- LISTING -
┌──
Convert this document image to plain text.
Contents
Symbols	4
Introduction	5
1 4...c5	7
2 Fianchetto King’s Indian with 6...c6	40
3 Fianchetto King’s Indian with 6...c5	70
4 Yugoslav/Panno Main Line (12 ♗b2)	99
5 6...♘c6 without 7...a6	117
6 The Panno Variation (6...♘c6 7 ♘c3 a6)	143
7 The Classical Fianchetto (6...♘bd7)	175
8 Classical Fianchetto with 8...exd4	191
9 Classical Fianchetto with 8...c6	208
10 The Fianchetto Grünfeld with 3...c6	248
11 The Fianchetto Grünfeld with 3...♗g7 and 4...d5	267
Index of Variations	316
└──
- SHORT PROBLEM -
Copy down every line of the material above that includes the string "Fianchetto".

- TASK RESPONSE -
2 Fianchetto King’s Indian with 6...c6	40
3 Fianchetto King’s Indian with 6...c5	70
7 The Classical Fianchetto (6...♘bd7)	175
8 Classical Fianchetto with 8...exd4	191
9 Classical Fianchetto with 8...c6	208
10 The Fianchetto Grünfeld with 3...c6	248
11 The Fianchetto Grünfeld with 3...♗g7 and 4...d5	267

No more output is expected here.